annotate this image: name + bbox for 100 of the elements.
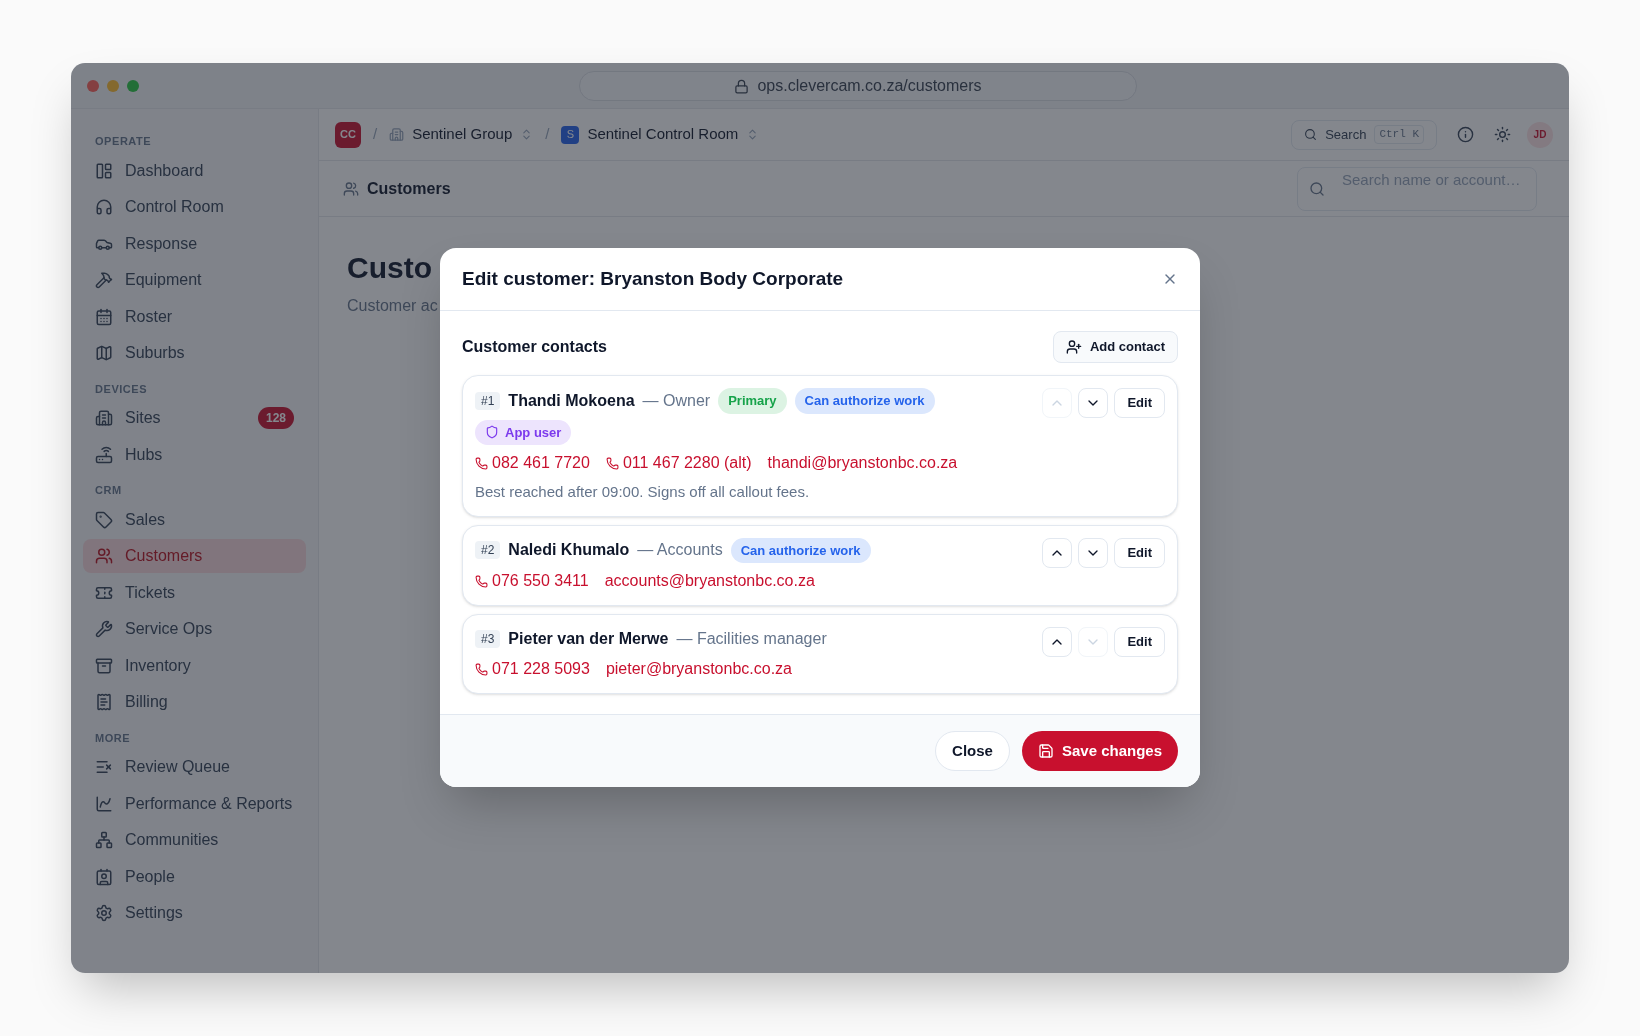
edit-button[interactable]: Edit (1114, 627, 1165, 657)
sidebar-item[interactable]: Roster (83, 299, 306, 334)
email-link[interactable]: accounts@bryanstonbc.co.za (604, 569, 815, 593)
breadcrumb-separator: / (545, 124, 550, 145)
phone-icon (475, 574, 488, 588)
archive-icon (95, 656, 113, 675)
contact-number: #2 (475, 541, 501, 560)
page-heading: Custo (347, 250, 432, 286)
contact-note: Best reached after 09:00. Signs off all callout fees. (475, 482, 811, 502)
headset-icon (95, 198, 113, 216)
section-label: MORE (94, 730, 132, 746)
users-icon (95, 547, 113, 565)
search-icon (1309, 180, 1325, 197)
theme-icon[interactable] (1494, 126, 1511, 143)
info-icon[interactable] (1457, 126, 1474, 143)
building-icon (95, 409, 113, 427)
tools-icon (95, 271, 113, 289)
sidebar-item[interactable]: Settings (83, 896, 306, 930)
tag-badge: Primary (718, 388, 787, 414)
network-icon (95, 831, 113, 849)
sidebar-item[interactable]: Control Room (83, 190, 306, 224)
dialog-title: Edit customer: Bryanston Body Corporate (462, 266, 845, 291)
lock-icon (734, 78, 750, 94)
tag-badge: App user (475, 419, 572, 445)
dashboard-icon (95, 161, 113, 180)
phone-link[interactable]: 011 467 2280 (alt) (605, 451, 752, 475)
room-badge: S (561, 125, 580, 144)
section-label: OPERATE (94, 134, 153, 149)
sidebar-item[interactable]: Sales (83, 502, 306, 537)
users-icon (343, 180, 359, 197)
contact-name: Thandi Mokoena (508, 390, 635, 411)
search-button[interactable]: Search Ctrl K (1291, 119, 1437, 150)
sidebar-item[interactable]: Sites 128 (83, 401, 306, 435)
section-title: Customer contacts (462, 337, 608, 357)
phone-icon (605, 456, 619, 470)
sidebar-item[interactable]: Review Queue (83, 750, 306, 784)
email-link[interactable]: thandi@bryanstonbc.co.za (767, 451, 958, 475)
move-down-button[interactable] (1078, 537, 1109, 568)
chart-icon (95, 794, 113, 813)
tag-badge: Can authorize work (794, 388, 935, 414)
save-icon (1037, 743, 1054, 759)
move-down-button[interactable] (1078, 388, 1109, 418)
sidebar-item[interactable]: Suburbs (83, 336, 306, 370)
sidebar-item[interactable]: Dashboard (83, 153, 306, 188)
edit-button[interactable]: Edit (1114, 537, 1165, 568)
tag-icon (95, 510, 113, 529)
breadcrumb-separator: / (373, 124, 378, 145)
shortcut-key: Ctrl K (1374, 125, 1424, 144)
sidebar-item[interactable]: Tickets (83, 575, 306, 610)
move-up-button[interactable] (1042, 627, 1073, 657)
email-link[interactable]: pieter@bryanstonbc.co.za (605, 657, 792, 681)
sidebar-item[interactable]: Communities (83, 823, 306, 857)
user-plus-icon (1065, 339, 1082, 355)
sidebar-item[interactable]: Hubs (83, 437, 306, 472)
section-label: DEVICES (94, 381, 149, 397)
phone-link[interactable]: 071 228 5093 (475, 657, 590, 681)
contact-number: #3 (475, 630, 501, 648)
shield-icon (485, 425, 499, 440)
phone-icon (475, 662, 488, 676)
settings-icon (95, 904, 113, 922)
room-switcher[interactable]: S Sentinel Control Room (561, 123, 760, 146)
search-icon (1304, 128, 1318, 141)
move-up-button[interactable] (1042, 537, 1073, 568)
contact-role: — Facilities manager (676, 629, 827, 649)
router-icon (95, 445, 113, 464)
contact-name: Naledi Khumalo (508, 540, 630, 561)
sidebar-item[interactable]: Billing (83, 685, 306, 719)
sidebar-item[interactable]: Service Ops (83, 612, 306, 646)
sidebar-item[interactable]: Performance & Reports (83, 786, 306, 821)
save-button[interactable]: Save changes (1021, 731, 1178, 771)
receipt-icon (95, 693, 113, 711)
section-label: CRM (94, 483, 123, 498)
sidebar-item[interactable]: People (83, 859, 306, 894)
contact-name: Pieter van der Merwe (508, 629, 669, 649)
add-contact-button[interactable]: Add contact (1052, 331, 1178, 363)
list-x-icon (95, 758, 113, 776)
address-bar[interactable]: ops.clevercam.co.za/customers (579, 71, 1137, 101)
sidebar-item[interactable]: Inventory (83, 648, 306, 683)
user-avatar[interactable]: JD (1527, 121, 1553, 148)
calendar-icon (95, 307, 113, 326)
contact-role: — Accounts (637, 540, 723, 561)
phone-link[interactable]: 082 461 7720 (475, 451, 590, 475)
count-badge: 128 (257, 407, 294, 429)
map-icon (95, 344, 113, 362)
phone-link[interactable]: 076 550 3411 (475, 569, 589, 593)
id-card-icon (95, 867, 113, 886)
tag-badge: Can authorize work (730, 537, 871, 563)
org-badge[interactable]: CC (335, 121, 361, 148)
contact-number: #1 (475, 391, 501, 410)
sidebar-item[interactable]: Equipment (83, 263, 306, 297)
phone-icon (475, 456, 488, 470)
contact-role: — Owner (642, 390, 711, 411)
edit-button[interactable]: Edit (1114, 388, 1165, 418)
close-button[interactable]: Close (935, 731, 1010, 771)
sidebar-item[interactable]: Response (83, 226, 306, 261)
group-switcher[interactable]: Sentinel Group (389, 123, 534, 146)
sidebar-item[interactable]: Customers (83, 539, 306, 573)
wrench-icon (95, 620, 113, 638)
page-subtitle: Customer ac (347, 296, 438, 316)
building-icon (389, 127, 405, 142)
==
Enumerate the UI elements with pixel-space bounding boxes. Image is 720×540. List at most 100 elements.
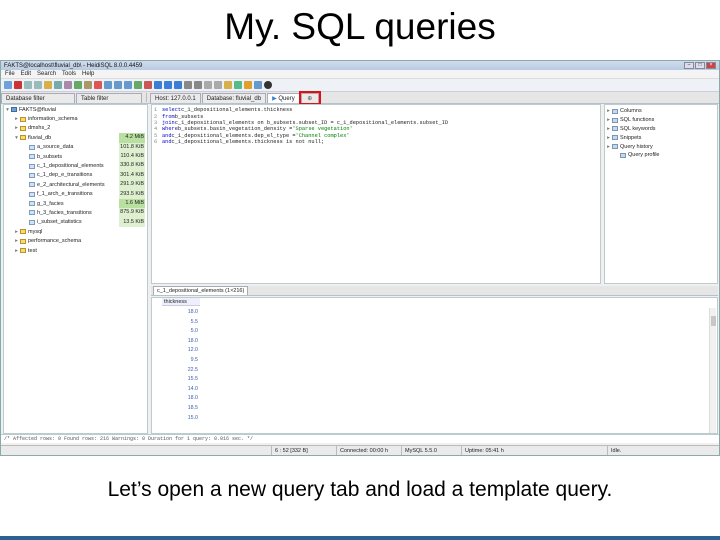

#### EXERCISE
Could you turn every row from the one containing "annotate this image: name" down to the one containing "dashboard-icon (95, 161, 113, 180)", both included, into a JSON list of strings with one string per row, leaving out blank rows and the pictures?

#### SOLVED EXERCISE
[
  "annotate this image: name + bbox for 100 of the elements.",
  "edit-button[interactable]: Edit (1114, 627, 1165, 657)",
  "sidebar-item[interactable]: Roster (83, 299, 306, 334)",
  "email-link[interactable]: accounts@bryanstonbc.co.za (604, 569, 815, 593)",
  "breadcrumb-separator: / (545, 124, 550, 145)",
  "phone-icon (475, 574, 488, 588)",
  "archive-icon (95, 656, 113, 675)",
  "contact-number: #2 (475, 541, 501, 560)",
  "page-heading: Custo (347, 250, 432, 286)",
  "contact-note: Best reached after 09:00. Signs off all callout fees. (475, 482, 811, 502)",
  "headset-icon (95, 198, 113, 216)",
  "section-label: MORE (94, 730, 132, 746)",
  "users-icon (95, 547, 113, 565)",
  "search-icon (1309, 180, 1325, 197)",
  "theme-icon[interactable] (1494, 126, 1511, 143)",
  "info-icon[interactable] (1457, 126, 1474, 143)",
  "building-icon (95, 409, 113, 427)",
  "tools-icon (95, 271, 113, 289)",
  "sidebar-item[interactable]: Settings (83, 896, 306, 930)",
  "tag-badge: Primary (718, 388, 787, 414)",
  "network-icon (95, 831, 113, 849)",
  "sidebar-item[interactable]: Control Room (83, 190, 306, 224)",
  "dialog-title: Edit customer: Bryanston Body Corporate (462, 266, 845, 291)",
  "lock-icon (734, 78, 750, 94)",
  "tag-badge: App user (475, 419, 572, 445)",
  "dashboard-icon (95, 161, 113, 180)"
]